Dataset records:
::::

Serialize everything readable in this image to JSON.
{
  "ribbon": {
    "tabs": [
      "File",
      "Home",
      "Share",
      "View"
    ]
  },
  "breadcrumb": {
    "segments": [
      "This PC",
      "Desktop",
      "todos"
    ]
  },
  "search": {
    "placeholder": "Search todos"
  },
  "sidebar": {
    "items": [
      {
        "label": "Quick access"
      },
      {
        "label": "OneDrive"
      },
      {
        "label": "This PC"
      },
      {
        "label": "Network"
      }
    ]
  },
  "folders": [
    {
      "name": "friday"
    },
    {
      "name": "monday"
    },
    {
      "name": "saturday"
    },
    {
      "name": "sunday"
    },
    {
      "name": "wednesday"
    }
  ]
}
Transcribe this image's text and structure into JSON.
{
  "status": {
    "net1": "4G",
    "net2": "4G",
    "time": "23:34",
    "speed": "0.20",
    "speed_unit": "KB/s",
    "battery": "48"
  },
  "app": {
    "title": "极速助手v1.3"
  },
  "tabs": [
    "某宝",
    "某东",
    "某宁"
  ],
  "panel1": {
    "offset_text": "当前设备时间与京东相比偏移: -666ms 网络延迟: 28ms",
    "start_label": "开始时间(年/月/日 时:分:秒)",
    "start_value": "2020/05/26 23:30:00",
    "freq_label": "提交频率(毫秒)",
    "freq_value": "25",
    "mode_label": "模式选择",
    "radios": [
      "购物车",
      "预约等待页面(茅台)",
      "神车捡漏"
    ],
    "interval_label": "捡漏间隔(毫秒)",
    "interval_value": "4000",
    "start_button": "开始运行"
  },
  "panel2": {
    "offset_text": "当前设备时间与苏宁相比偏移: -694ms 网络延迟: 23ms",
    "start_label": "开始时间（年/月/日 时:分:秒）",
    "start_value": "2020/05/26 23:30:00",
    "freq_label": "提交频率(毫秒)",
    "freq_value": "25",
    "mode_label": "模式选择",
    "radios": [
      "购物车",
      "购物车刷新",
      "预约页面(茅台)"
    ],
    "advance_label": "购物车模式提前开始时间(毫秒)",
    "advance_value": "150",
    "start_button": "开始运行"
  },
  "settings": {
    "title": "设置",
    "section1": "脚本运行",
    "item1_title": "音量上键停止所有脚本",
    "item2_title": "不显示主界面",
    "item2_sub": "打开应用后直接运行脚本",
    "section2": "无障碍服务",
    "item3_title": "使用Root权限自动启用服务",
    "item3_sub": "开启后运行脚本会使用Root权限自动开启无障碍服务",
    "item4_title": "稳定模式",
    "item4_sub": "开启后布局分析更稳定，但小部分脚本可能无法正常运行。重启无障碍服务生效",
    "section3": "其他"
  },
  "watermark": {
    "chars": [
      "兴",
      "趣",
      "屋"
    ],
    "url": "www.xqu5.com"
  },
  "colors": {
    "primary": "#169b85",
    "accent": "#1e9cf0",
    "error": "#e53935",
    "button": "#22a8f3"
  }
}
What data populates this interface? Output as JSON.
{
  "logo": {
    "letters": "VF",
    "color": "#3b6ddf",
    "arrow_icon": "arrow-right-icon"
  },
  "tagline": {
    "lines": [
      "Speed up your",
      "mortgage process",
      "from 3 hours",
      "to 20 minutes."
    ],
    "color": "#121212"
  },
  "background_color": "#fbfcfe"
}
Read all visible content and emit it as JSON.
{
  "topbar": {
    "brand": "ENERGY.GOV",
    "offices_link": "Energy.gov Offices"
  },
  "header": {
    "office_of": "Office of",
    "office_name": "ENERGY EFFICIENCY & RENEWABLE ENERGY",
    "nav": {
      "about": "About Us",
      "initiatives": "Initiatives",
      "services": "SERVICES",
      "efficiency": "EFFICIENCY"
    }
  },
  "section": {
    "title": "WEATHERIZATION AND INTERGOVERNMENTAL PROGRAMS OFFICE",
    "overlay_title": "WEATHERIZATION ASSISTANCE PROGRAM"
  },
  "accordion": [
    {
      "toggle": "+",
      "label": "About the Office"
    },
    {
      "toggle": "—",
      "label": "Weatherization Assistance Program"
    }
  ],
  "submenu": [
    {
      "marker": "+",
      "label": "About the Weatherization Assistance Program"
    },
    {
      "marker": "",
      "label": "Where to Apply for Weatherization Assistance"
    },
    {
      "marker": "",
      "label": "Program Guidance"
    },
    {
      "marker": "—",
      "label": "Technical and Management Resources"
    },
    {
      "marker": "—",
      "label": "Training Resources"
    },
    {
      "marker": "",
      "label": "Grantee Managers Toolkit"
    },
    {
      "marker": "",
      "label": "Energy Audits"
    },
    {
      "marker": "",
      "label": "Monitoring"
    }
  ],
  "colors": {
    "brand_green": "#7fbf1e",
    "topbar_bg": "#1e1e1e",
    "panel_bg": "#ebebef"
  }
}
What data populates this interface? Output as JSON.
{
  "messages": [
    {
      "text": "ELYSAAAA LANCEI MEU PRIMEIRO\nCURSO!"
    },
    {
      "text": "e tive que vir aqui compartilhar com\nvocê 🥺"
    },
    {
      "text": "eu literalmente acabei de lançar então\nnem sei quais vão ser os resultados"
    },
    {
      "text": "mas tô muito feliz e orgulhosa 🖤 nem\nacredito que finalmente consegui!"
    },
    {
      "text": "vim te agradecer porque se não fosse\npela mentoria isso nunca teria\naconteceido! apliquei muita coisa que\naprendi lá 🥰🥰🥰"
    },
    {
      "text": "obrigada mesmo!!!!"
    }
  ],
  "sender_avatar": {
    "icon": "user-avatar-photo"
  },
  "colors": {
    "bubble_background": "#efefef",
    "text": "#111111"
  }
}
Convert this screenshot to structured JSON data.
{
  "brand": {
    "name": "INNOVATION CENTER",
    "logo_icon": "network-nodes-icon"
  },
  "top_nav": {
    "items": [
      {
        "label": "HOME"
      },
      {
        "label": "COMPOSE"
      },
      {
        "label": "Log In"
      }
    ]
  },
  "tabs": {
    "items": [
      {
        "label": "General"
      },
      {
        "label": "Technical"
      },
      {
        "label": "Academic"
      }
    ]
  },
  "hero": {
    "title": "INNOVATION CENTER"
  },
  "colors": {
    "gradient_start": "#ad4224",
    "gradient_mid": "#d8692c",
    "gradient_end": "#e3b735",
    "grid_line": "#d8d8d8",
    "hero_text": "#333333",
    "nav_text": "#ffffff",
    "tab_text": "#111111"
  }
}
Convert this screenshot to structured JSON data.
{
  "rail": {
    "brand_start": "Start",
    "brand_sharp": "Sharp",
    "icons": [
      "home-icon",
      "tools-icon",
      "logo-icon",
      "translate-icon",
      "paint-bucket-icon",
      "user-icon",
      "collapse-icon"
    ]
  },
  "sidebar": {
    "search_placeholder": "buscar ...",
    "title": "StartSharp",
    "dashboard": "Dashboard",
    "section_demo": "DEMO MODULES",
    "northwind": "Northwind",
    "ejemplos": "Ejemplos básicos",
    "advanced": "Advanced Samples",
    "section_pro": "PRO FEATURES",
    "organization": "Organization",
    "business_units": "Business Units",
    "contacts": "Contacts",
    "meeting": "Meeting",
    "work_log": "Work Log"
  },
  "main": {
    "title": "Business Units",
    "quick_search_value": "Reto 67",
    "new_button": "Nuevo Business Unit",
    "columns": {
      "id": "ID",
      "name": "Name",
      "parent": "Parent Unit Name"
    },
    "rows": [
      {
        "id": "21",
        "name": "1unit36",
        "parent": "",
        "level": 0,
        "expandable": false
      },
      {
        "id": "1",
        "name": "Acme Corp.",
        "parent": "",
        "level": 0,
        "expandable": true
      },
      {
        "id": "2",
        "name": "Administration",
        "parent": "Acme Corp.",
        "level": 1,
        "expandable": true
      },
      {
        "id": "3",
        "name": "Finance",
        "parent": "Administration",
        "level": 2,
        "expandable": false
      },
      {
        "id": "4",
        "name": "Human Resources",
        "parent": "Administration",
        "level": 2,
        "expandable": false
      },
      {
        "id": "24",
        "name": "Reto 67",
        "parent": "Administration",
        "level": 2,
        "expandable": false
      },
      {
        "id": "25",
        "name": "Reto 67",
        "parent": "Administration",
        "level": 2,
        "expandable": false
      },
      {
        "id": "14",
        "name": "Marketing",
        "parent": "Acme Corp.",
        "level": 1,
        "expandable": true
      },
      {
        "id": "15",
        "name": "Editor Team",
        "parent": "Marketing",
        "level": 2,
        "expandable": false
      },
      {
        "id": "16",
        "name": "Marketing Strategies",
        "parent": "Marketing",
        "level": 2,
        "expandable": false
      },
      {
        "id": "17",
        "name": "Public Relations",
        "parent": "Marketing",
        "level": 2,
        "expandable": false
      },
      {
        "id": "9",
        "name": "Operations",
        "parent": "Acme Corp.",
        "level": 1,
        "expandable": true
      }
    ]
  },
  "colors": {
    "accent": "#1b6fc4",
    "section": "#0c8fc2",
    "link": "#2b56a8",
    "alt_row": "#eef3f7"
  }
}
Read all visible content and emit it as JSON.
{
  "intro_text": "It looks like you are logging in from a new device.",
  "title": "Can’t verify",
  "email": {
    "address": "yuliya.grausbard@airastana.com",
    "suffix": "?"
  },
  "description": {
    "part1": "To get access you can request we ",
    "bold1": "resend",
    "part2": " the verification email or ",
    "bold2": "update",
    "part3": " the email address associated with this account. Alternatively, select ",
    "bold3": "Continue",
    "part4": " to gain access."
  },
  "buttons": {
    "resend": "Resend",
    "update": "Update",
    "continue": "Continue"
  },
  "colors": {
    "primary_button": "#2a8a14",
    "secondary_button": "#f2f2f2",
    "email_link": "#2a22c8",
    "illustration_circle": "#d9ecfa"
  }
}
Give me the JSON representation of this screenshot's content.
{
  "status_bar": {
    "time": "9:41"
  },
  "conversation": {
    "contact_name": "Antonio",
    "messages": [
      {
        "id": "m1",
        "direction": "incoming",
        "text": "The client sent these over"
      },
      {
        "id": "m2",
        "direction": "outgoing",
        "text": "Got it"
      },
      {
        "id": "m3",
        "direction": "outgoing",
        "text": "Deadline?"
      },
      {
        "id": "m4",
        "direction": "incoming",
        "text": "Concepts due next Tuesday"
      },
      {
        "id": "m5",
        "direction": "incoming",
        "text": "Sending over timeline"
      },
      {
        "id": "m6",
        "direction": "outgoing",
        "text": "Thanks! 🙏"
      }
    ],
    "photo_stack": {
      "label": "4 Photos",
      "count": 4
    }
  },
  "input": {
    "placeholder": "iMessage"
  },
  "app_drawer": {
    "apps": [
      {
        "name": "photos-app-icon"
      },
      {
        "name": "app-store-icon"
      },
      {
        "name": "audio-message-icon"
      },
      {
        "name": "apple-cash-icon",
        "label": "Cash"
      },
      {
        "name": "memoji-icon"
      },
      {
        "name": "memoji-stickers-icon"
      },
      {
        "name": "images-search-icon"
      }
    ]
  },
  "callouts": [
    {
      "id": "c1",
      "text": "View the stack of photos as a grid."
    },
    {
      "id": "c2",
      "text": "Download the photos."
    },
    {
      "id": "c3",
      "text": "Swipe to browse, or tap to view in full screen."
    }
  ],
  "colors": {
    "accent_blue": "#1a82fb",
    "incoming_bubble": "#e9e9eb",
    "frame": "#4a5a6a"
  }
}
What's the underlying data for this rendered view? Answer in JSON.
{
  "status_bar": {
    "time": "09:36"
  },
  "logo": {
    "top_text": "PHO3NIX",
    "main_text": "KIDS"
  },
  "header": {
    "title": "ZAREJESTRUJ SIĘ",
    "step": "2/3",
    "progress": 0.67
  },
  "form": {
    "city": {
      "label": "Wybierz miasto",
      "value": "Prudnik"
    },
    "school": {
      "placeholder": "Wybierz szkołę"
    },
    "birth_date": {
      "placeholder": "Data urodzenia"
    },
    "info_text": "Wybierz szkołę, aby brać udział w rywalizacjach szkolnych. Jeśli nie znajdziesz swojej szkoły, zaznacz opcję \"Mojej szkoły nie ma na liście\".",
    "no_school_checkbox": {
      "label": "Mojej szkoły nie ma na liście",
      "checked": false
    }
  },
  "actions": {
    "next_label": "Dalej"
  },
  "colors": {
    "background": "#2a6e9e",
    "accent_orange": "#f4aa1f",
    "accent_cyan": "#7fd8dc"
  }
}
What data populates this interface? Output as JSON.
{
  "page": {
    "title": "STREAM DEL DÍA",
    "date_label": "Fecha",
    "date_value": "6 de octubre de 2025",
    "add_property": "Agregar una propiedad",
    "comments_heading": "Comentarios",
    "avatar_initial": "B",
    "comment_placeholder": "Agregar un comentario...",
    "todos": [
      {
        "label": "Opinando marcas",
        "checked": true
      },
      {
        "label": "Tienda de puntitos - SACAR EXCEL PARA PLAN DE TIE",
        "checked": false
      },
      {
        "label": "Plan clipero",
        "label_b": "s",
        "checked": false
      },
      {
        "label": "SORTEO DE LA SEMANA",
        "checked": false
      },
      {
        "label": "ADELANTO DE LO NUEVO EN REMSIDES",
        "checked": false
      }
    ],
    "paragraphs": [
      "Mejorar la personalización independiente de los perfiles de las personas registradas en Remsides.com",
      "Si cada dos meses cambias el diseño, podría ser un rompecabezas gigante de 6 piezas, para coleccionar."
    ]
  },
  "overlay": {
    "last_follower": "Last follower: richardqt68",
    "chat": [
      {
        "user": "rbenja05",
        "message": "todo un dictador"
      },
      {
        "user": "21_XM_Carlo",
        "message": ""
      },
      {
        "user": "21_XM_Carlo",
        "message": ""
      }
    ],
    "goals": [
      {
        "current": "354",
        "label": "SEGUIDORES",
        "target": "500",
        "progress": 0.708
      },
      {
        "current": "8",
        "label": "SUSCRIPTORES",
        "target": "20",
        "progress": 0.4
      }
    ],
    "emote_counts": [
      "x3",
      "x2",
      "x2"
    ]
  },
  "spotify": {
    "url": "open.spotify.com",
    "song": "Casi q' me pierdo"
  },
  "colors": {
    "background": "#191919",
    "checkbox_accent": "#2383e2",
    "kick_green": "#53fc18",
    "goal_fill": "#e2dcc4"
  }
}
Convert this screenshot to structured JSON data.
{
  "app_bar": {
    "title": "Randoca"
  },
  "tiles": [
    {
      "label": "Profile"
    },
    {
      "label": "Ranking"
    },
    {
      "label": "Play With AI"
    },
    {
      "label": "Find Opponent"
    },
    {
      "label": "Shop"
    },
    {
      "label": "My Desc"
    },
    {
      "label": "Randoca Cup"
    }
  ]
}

::::

• Exercise:
Copy out each line of the entries that holds "Agregar".

• Result of the task:
    "add_property": "Agregar una propiedad",
    "comment_placeholder": "Agregar un comentario...",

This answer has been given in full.